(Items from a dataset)
= = = = =

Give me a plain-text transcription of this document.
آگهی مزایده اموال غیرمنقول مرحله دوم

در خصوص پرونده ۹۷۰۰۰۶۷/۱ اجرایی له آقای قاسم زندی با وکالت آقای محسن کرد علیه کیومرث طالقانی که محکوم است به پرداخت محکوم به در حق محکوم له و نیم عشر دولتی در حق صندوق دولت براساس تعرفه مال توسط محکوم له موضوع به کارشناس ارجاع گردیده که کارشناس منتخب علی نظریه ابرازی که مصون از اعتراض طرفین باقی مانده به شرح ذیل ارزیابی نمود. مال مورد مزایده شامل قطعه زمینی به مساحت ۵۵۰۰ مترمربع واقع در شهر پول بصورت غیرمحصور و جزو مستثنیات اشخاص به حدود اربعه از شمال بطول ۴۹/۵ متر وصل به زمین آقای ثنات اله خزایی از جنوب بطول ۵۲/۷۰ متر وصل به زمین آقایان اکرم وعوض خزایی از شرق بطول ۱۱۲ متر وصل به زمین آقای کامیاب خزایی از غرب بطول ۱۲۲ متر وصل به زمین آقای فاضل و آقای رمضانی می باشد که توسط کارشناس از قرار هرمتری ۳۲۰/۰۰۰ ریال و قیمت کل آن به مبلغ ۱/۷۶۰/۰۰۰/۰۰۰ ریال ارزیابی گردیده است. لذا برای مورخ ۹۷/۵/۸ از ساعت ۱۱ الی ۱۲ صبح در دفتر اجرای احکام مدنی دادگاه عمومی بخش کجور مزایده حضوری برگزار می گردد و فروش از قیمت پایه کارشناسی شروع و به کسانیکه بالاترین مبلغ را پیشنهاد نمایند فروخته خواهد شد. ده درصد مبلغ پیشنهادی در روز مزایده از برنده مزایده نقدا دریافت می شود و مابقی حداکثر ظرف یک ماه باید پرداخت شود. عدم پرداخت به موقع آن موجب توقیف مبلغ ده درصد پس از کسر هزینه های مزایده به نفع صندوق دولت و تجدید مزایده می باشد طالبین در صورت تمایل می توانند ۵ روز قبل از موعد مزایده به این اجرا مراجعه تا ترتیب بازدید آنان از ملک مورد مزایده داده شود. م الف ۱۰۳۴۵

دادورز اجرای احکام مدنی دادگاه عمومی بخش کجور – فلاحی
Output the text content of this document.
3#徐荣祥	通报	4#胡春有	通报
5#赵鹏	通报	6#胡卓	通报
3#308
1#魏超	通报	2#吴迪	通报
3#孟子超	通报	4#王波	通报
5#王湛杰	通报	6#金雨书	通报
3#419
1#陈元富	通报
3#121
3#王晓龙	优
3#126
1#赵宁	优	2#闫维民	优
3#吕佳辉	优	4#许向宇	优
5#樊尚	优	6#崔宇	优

= = = = =

→ AIM: Return the entries above exactly as they appear.

→ SOLUTION TO THIS TASK:
Give me a plain-text transcription of this document.
آگهی مزایده اموال غیرمنقول مرحله دوم

در خصوص پرونده ۹۷۰۰۰۶۷/۱ اجرایی له آقای قاسم زندی با وکالت آقای محسن کرد علیه کیومرث طالقانی که محکوم است به پرداخت محکوم به در حق محکوم له و نیم عشر دولتی در حق صندوق دولت براساس تعرفه مال توسط محکوم له موضوع به کارشناس ارجاع گردیده که کارشناس منتخب علی نظریه ابرازی که مصون از اعتراض طرفین باقی مانده به شرح ذیل ارزیابی نمود. مال مورد مزایده شامل قطعه زمینی به مساحت ۵۵۰۰ مترمربع واقع در شهر پول بصورت غیرمحصور و جزو مستثنیات اشخاص به حدود اربعه از شمال بطول ۴۹/۵ متر وصل به زمین آقای ثنات اله خزایی از جنوب بطول ۵۲/۷۰ متر وصل به زمین آقایان اکرم وعوض خزایی از شرق بطول ۱۱۲ متر وصل به زمین آقای کامیاب خزایی از غرب بطول ۱۲۲ متر وصل به زمین آقای فاضل و آقای رمضانی می باشد که توسط کارشناس از قرار هرمتری ۳۲۰/۰۰۰ ریال و قیمت کل آن به مبلغ ۱/۷۶۰/۰۰۰/۰۰۰ ریال ارزیابی گردیده است. لذا برای مورخ ۹۷/۵/۸ از ساعت ۱۱ الی ۱۲ صبح در دفتر اجرای احکام مدنی دادگاه عمومی بخش کجور مزایده حضوری برگزار می گردد و فروش از قیمت پایه کارشناسی شروع و به کسانیکه بالاترین مبلغ را پیشنهاد نمایند فروخته خواهد شد. ده درصد مبلغ پیشنهادی در روز مزایده از برنده مزایده نقدا دریافت می شود و مابقی حداکثر ظرف یک ماه باید پرداخت شود. عدم پرداخت به موقع آن موجب توقیف مبلغ ده درصد پس از کسر هزینه های مزایده به نفع صندوق دولت و تجدید مزایده می باشد طالبین در صورت تمایل می توانند ۵ روز قبل از موعد مزایده به این اجرا مراجعه تا ترتیب بازدید آنان از ملک مورد مزایده داده شود. م الف ۱۰۳۴۵

دادورز اجرای احکام مدنی دادگاه عمومی بخش کجور – فلاحی
Output the text content of this document.
3#徐荣祥	通报	4#胡春有	通报
5#赵鹏	通报	6#胡卓	通报
3#308
1#魏超	通报	2#吴迪	通报
3#孟子超	通报	4#王波	通报
5#王湛杰	通报	6#金雨书	通报
3#419
1#陈元富	通报
3#121
3#王晓龙	优
3#126
1#赵宁	优	2#闫维民	优
3#吕佳辉	优	4#许向宇	优
5#樊尚	优	6#崔宇	优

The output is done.